• DIRECTION:
Among the entries below, find the lines with "sustancias" and copy them.

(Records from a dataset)
--------

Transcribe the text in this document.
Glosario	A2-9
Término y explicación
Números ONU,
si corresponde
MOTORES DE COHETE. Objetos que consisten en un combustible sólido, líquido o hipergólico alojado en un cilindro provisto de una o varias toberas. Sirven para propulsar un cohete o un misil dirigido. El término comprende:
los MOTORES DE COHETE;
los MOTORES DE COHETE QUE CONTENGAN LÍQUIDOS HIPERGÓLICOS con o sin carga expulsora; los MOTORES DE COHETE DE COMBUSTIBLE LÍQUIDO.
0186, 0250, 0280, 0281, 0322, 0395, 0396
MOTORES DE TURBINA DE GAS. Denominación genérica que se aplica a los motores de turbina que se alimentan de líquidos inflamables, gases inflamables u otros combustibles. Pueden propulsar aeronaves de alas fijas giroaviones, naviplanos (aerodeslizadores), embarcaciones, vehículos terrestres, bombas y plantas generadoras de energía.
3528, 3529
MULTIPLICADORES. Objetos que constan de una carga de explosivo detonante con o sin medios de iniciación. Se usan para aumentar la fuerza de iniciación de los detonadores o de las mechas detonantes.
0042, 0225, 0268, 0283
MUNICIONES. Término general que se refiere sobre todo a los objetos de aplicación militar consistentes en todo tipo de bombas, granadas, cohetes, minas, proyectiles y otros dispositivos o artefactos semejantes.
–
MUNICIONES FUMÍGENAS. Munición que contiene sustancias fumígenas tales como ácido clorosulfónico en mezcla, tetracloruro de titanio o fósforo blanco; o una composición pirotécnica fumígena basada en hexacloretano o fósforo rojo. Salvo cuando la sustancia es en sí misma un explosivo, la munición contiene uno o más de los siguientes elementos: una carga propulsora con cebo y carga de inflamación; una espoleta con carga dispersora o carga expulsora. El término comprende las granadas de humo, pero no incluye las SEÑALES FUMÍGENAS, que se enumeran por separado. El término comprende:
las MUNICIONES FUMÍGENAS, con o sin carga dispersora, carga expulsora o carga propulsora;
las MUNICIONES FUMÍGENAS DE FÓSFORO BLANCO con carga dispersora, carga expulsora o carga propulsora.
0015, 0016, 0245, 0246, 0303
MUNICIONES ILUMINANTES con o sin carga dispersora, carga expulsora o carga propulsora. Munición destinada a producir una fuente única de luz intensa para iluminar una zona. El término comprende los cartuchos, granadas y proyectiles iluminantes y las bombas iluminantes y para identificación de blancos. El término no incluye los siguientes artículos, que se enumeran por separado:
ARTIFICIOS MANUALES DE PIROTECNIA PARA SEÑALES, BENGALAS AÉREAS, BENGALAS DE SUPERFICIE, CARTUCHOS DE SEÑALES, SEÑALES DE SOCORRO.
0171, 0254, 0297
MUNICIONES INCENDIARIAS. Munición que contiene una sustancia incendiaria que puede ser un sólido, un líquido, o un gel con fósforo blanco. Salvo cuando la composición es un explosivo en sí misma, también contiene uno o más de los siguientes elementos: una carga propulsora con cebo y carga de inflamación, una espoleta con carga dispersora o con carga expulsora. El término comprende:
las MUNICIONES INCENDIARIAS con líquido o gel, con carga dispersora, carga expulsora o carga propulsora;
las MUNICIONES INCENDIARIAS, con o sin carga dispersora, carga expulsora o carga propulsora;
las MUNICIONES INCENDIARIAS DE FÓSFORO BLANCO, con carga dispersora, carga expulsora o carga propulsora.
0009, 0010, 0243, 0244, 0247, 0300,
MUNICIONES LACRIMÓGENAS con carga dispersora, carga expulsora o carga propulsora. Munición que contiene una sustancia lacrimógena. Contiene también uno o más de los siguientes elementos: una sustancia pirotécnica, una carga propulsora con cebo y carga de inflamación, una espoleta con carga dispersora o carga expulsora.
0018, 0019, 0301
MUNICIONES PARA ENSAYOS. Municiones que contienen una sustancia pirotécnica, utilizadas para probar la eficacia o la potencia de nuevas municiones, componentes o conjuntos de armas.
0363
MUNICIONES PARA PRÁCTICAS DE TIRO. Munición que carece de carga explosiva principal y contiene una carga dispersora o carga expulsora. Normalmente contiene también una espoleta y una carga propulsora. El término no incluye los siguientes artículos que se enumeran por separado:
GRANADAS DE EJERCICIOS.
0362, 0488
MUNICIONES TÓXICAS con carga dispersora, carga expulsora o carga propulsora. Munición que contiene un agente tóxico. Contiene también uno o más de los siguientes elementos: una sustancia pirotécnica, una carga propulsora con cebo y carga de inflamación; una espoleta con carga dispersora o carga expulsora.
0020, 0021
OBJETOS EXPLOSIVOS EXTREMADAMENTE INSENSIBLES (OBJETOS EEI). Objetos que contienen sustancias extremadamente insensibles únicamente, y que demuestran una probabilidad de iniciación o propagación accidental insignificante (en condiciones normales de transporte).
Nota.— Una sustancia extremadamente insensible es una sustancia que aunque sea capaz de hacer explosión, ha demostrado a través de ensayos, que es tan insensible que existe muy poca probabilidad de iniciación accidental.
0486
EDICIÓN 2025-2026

--------

• EXERCISE OUTPUT:
MUNICIONES FUMÍGENAS. Munición que contiene sustancias fumígenas tales como ácido clorosulfónico en mezcla, tetracloruro de titanio o fósforo blanco; o una composición pirotécnica fumígena basada en hexacloretano o fósforo rojo. Salvo cuando la sustancia es en sí misma un explosivo, la munición contiene uno o más de los siguientes elementos: una carga propulsora con cebo y carga de inflamación; una espoleta con carga dispersora o carga expulsora. El término comprende las granadas de humo, pero no incluye las SEÑALES FUMÍGENAS, que se enumeran por separado. El término comprende:
OBJETOS EXPLOSIVOS EXTREMADAMENTE INSENSIBLES (OBJETOS EEI). Objetos que contienen sustancias extremadamente insensibles únicamente, y que demuestran una probabilidad de iniciación o propagación accidental insignificante (en condiciones normales de transporte).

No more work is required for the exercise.